◆ **WRITTEN REQUEST**: Reproduce every line of the material below, but drop the pictures.

Dataset records on visual material:
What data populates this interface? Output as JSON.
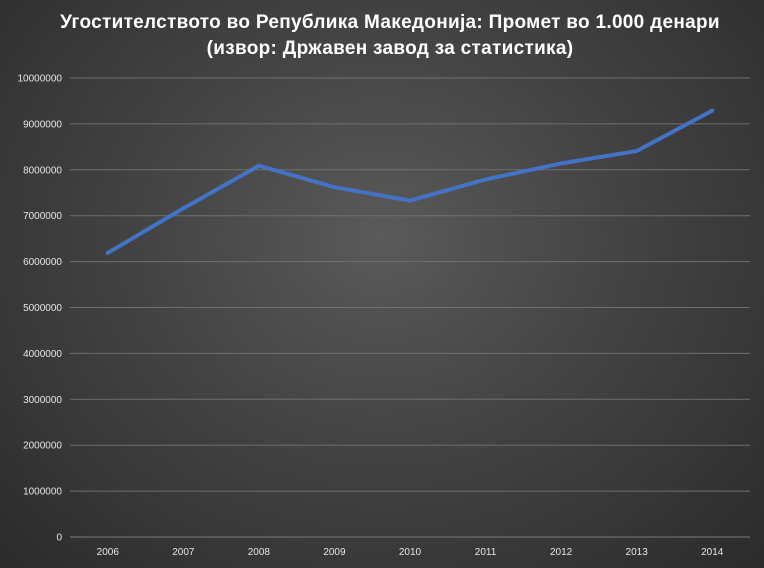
{
  "chart_data": {
    "type": "line",
    "title": "Угостителството во Република Македонија: Промет во 1.000 денари (извор: Државен завод за статистика)",
    "xlabel": "",
    "ylabel": "",
    "categories": [
      "2006",
      "2007",
      "2008",
      "2009",
      "2010",
      "2011",
      "2012",
      "2013",
      "2014"
    ],
    "series": [
      {
        "values": [
          6190000,
          7160000,
          8090000,
          7620000,
          7330000,
          7790000,
          8140000,
          8410000,
          9290000
        ]
      }
    ],
    "ylim": [
      0,
      10000000
    ],
    "yticks": [
      0,
      1000000,
      2000000,
      3000000,
      4000000,
      5000000,
      6000000,
      7000000,
      8000000,
      9000000,
      10000000
    ],
    "ytick_labels": [
      "0",
      "1000000",
      "2000000",
      "3000000",
      "4000000",
      "5000000",
      "6000000",
      "7000000",
      "8000000",
      "9000000",
      "10000000"
    ],
    "grid": true,
    "legend": "none",
    "line_color": "#4472c4",
    "grid_color": "#6f6f6f"
  }
}
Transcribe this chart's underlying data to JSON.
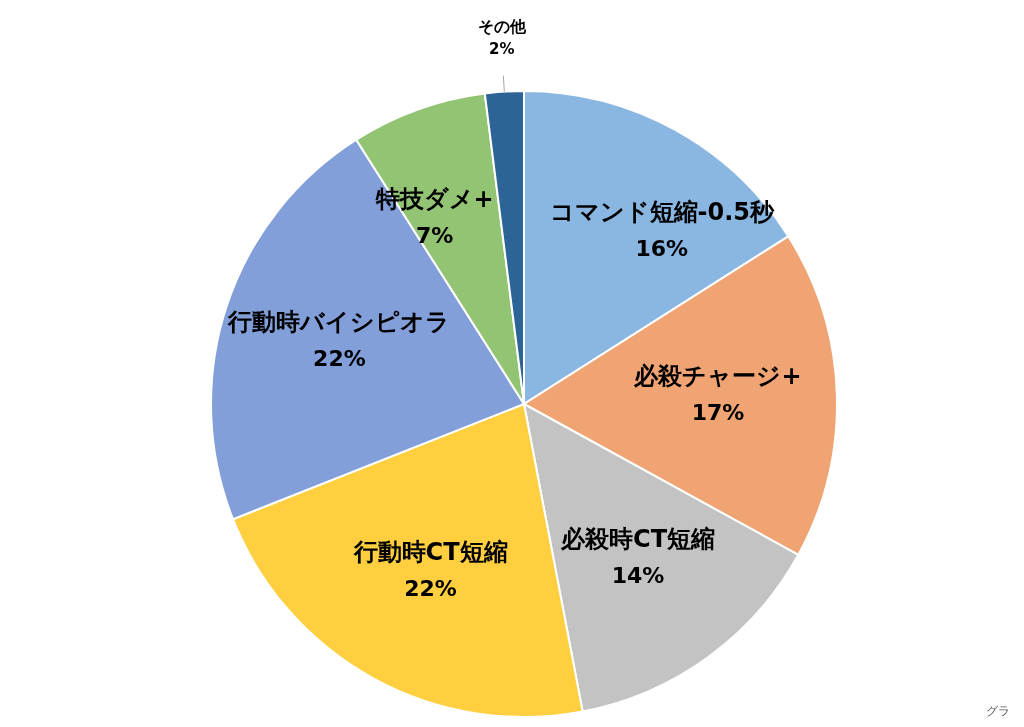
{
  "chart_data": {
    "type": "pie",
    "categories": [
      "コマンド短縮-0.5秒",
      "必殺チャージ+",
      "必殺時CT短縮",
      "行動時CT短縮",
      "行動時バイシピオラ",
      "特技ダメ+",
      "その他"
    ],
    "values": [
      16,
      17,
      14,
      22,
      22,
      7,
      2
    ],
    "value_labels": [
      "16%",
      "17%",
      "14%",
      "22%",
      "22%",
      "7%",
      "2%"
    ],
    "colors": [
      "#8ab6e2",
      "#f0a473",
      "#c3c3c3",
      "#ffcf40",
      "#829fda",
      "#93c474",
      "#2d6498"
    ],
    "annotations": [
      "グラ"
    ]
  }
}
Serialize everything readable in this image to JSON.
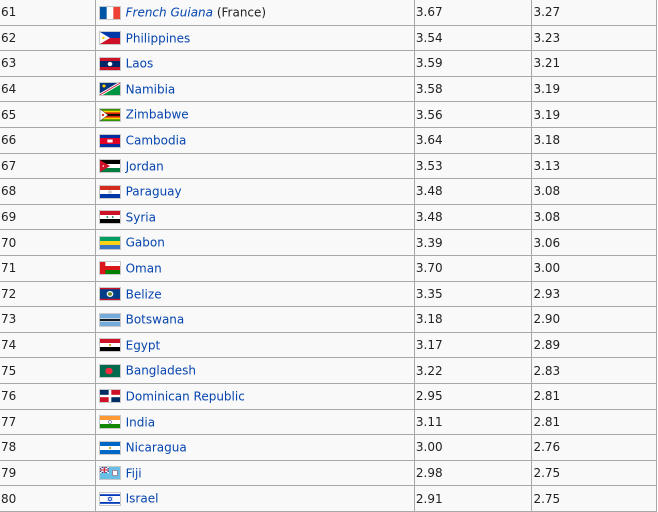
{
  "rows": [
    {
      "rank": "61",
      "country": "French Guiana",
      "italic": true,
      "note": " (France)",
      "flag": "france-flag-icon",
      "v1": "3.67",
      "v2": "3.27"
    },
    {
      "rank": "62",
      "country": "Philippines",
      "flag": "philippines-flag-icon",
      "v1": "3.54",
      "v2": "3.23"
    },
    {
      "rank": "63",
      "country": "Laos",
      "flag": "laos-flag-icon",
      "v1": "3.59",
      "v2": "3.21"
    },
    {
      "rank": "64",
      "country": "Namibia",
      "flag": "namibia-flag-icon",
      "v1": "3.58",
      "v2": "3.19"
    },
    {
      "rank": "65",
      "country": "Zimbabwe",
      "flag": "zimbabwe-flag-icon",
      "v1": "3.56",
      "v2": "3.19"
    },
    {
      "rank": "66",
      "country": "Cambodia",
      "flag": "cambodia-flag-icon",
      "v1": "3.64",
      "v2": "3.18"
    },
    {
      "rank": "67",
      "country": "Jordan",
      "flag": "jordan-flag-icon",
      "v1": "3.53",
      "v2": "3.13"
    },
    {
      "rank": "68",
      "country": "Paraguay",
      "flag": "paraguay-flag-icon",
      "v1": "3.48",
      "v2": "3.08"
    },
    {
      "rank": "69",
      "country": "Syria",
      "flag": "syria-flag-icon",
      "v1": "3.48",
      "v2": "3.08"
    },
    {
      "rank": "70",
      "country": "Gabon",
      "flag": "gabon-flag-icon",
      "v1": "3.39",
      "v2": "3.06"
    },
    {
      "rank": "71",
      "country": "Oman",
      "flag": "oman-flag-icon",
      "v1": "3.70",
      "v2": "3.00"
    },
    {
      "rank": "72",
      "country": "Belize",
      "flag": "belize-flag-icon",
      "v1": "3.35",
      "v2": "2.93"
    },
    {
      "rank": "73",
      "country": "Botswana",
      "flag": "botswana-flag-icon",
      "v1": "3.18",
      "v2": "2.90"
    },
    {
      "rank": "74",
      "country": "Egypt",
      "flag": "egypt-flag-icon",
      "v1": "3.17",
      "v2": "2.89"
    },
    {
      "rank": "75",
      "country": "Bangladesh",
      "flag": "bangladesh-flag-icon",
      "v1": "3.22",
      "v2": "2.83"
    },
    {
      "rank": "76",
      "country": "Dominican Republic",
      "flag": "dominican-republic-flag-icon",
      "v1": "2.95",
      "v2": "2.81"
    },
    {
      "rank": "77",
      "country": "India",
      "flag": "india-flag-icon",
      "v1": "3.11",
      "v2": "2.81"
    },
    {
      "rank": "78",
      "country": "Nicaragua",
      "flag": "nicaragua-flag-icon",
      "v1": "3.00",
      "v2": "2.76"
    },
    {
      "rank": "79",
      "country": "Fiji",
      "flag": "fiji-flag-icon",
      "v1": "2.98",
      "v2": "2.75"
    },
    {
      "rank": "80",
      "country": "Israel",
      "flag": "israel-flag-icon",
      "v1": "2.91",
      "v2": "2.75"
    }
  ]
}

◆ **RESULT FOR THIS TASK**:
What data populates this interface? Output as JSON.
{
  "chart_data": {
    "type": "line",
    "title": "Угостителството во Република Македонија: Промет во 1.000 денари (извор: Државен завод за статистика)",
    "xlabel": "",
    "ylabel": "",
    "categories": [
      "2006",
      "2007",
      "2008",
      "2009",
      "2010",
      "2011",
      "2012",
      "2013",
      "2014"
    ],
    "series": [
      {
        "values": [
          6190000,
          7160000,
          8090000,
          7620000,
          7330000,
          7790000,
          8140000,
          8410000,
          9290000
        ]
      }
    ],
    "ylim": [
      0,
      10000000
    ],
    "yticks": [
      0,
      1000000,
      2000000,
      3000000,
      4000000,
      5000000,
      6000000,
      7000000,
      8000000,
      9000000,
      10000000
    ],
    "ytick_labels": [
      "0",
      "1000000",
      "2000000",
      "3000000",
      "4000000",
      "5000000",
      "6000000",
      "7000000",
      "8000000",
      "9000000",
      "10000000"
    ],
    "grid": true,
    "legend": "none",
    "line_color": "#4472c4",
    "grid_color": "#6f6f6f"
  }
}
Transcribe this chart's underlying data to JSON.
{
  "chart_data": {
    "type": "pie",
    "categories": [
      "コマンド短縮-0.5秒",
      "必殺チャージ+",
      "必殺時CT短縮",
      "行動時CT短縮",
      "行動時バイシピオラ",
      "特技ダメ+",
      "その他"
    ],
    "values": [
      16,
      17,
      14,
      22,
      22,
      7,
      2
    ],
    "value_labels": [
      "16%",
      "17%",
      "14%",
      "22%",
      "22%",
      "7%",
      "2%"
    ],
    "colors": [
      "#8ab6e2",
      "#f0a473",
      "#c3c3c3",
      "#ffcf40",
      "#829fda",
      "#93c474",
      "#2d6498"
    ],
    "annotations": [
      "グラ"
    ]
  }
}
Serialize everything readable in this image to JSON.
{
  "rows": [
    {
      "rank": "61",
      "country": "French Guiana",
      "italic": true,
      "note": " (France)",
      "flag": "france-flag-icon",
      "v1": "3.67",
      "v2": "3.27"
    },
    {
      "rank": "62",
      "country": "Philippines",
      "flag": "philippines-flag-icon",
      "v1": "3.54",
      "v2": "3.23"
    },
    {
      "rank": "63",
      "country": "Laos",
      "flag": "laos-flag-icon",
      "v1": "3.59",
      "v2": "3.21"
    },
    {
      "rank": "64",
      "country": "Namibia",
      "flag": "namibia-flag-icon",
      "v1": "3.58",
      "v2": "3.19"
    },
    {
      "rank": "65",
      "country": "Zimbabwe",
      "flag": "zimbabwe-flag-icon",
      "v1": "3.56",
      "v2": "3.19"
    },
    {
      "rank": "66",
      "country": "Cambodia",
      "flag": "cambodia-flag-icon",
      "v1": "3.64",
      "v2": "3.18"
    },
    {
      "rank": "67",
      "country": "Jordan",
      "flag": "jordan-flag-icon",
      "v1": "3.53",
      "v2": "3.13"
    },
    {
      "rank": "68",
      "country": "Paraguay",
      "flag": "paraguay-flag-icon",
      "v1": "3.48",
      "v2": "3.08"
    },
    {
      "rank": "69",
      "country": "Syria",
      "flag": "syria-flag-icon",
      "v1": "3.48",
      "v2": "3.08"
    },
    {
      "rank": "70",
      "country": "Gabon",
      "flag": "gabon-flag-icon",
      "v1": "3.39",
      "v2": "3.06"
    },
    {
      "rank": "71",
      "country": "Oman",
      "flag": "oman-flag-icon",
      "v1": "3.70",
      "v2": "3.00"
    },
    {
      "rank": "72",
      "country": "Belize",
      "flag": "belize-flag-icon",
      "v1": "3.35",
      "v2": "2.93"
    },
    {
      "rank": "73",
      "country": "Botswana",
      "flag": "botswana-flag-icon",
      "v1": "3.18",
      "v2": "2.90"
    },
    {
      "rank": "74",
      "country": "Egypt",
      "flag": "egypt-flag-icon",
      "v1": "3.17",
      "v2": "2.89"
    },
    {
      "rank": "75",
      "country": "Bangladesh",
      "flag": "bangladesh-flag-icon",
      "v1": "3.22",
      "v2": "2.83"
    },
    {
      "rank": "76",
      "country": "Dominican Republic",
      "flag": "dominican-republic-flag-icon",
      "v1": "2.95",
      "v2": "2.81"
    },
    {
      "rank": "77",
      "country": "India",
      "flag": "india-flag-icon",
      "v1": "3.11",
      "v2": "2.81"
    },
    {
      "rank": "78",
      "country": "Nicaragua",
      "flag": "nicaragua-flag-icon",
      "v1": "3.00",
      "v2": "2.76"
    },
    {
      "rank": "79",
      "country": "Fiji",
      "flag": "fiji-flag-icon",
      "v1": "2.98",
      "v2": "2.75"
    },
    {
      "rank": "80",
      "country": "Israel",
      "flag": "israel-flag-icon",
      "v1": "2.91",
      "v2": "2.75"
    }
  ]
}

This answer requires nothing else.